**DATA FOR THE TASK:**
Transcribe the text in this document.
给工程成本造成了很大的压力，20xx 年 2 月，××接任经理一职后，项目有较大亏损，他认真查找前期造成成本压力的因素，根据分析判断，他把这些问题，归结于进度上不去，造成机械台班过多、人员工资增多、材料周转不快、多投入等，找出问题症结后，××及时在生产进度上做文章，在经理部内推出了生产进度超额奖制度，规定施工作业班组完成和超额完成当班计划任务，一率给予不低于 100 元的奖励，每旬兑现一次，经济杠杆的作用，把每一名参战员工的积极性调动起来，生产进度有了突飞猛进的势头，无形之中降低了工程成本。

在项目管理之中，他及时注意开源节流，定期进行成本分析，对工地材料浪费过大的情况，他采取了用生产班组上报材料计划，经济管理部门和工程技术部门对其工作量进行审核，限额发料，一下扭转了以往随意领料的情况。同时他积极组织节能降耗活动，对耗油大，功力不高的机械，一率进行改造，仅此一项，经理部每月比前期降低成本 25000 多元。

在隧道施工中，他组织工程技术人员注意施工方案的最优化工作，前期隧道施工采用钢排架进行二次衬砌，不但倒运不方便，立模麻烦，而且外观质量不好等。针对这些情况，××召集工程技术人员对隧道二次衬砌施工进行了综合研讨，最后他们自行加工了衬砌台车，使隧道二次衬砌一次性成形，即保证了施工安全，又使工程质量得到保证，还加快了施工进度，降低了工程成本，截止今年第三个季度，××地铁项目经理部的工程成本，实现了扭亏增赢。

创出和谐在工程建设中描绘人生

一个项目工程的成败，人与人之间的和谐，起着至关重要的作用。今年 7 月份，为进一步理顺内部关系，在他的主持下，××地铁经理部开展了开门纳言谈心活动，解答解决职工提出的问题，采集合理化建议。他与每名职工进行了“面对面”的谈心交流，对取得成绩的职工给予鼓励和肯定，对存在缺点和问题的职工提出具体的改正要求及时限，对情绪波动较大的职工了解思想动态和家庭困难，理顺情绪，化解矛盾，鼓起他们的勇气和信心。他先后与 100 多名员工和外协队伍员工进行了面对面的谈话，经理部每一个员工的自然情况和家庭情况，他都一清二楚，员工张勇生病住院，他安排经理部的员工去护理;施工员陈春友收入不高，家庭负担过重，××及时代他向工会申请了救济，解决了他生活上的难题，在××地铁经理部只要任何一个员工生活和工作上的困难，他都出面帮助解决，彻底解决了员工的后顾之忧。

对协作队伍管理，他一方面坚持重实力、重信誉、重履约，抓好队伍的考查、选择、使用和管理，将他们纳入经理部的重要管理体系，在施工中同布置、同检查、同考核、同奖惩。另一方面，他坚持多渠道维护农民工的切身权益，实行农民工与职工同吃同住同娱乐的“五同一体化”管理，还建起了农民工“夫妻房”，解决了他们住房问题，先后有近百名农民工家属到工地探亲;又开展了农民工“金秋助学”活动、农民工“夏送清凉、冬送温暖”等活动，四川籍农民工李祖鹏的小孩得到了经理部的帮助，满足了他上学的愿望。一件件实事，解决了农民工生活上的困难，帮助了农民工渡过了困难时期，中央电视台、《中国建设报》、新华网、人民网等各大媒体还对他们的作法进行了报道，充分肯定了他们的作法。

**GIVEN INSTRUCTION:** Copy every record exactly, with nothing added or dropped.

**RESULT OF THIS EXERCISE:**
Transcribe the text in this document.
给工程成本造成了很大的压力，20xx 年 2 月，××接任经理一职后，项目有较大亏损，他认真查找前期造成成本压力的因素，根据分析判断，他把这些问题，归结于进度上不去，造成机械台班过多、人员工资增多、材料周转不快、多投入等，找出问题症结后，××及时在生产进度上做文章，在经理部内推出了生产进度超额奖制度，规定施工作业班组完成和超额完成当班计划任务，一率给予不低于 100 元的奖励，每旬兑现一次，经济杠杆的作用，把每一名参战员工的积极性调动起来，生产进度有了突飞猛进的势头，无形之中降低了工程成本。

在项目管理之中，他及时注意开源节流，定期进行成本分析，对工地材料浪费过大的情况，他采取了用生产班组上报材料计划，经济管理部门和工程技术部门对其工作量进行审核，限额发料，一下扭转了以往随意领料的情况。同时他积极组织节能降耗活动，对耗油大，功力不高的机械，一率进行改造，仅此一项，经理部每月比前期降低成本 25000 多元。

在隧道施工中，他组织工程技术人员注意施工方案的最优化工作，前期隧道施工采用钢排架进行二次衬砌，不但倒运不方便，立模麻烦，而且外观质量不好等。针对这些情况，××召集工程技术人员对隧道二次衬砌施工进行了综合研讨，最后他们自行加工了衬砌台车，使隧道二次衬砌一次性成形，即保证了施工安全，又使工程质量得到保证，还加快了施工进度，降低了工程成本，截止今年第三个季度，××地铁项目经理部的工程成本，实现了扭亏增赢。

创出和谐在工程建设中描绘人生

一个项目工程的成败，人与人之间的和谐，起着至关重要的作用。今年 7 月份，为进一步理顺内部关系，在他的主持下，××地铁经理部开展了开门纳言谈心活动，解答解决职工提出的问题，采集合理化建议。他与每名职工进行了“面对面”的谈心交流，对取得成绩的职工给予鼓励和肯定，对存在缺点和问题的职工提出具体的改正要求及时限，对情绪波动较大的职工了解思想动态和家庭困难，理顺情绪，化解矛盾，鼓起他们的勇气和信心。他先后与 100 多名员工和外协队伍员工进行了面对面的谈话，经理部每一个员工的自然情况和家庭情况，他都一清二楚，员工张勇生病住院，他安排经理部的员工去护理;施工员陈春友收入不高，家庭负担过重，××及时代他向工会申请了救济，解决了他生活上的难题，在××地铁经理部只要任何一个员工生活和工作上的困难，他都出面帮助解决，彻底解决了员工的后顾之忧。

对协作队伍管理，他一方面坚持重实力、重信誉、重履约，抓好队伍的考查、选择、使用和管理，将他们纳入经理部的重要管理体系，在施工中同布置、同检查、同考核、同奖惩。另一方面，他坚持多渠道维护农民工的切身权益，实行农民工与职工同吃同住同娱乐的“五同一体化”管理，还建起了农民工“夫妻房”，解决了他们住房问题，先后有近百名农民工家属到工地探亲;又开展了农民工“金秋助学”活动、农民工“夏送清凉、冬送温暖”等活动，四川籍农民工李祖鹏的小孩得到了经理部的帮助，满足了他上学的愿望。一件件实事，解决了农民工生活上的困难，帮助了农民工渡过了困难时期，中央电视台、《中国建设报》、新华网、人民网等各大媒体还对他们的作法进行了报道，充分肯定了他们的作法。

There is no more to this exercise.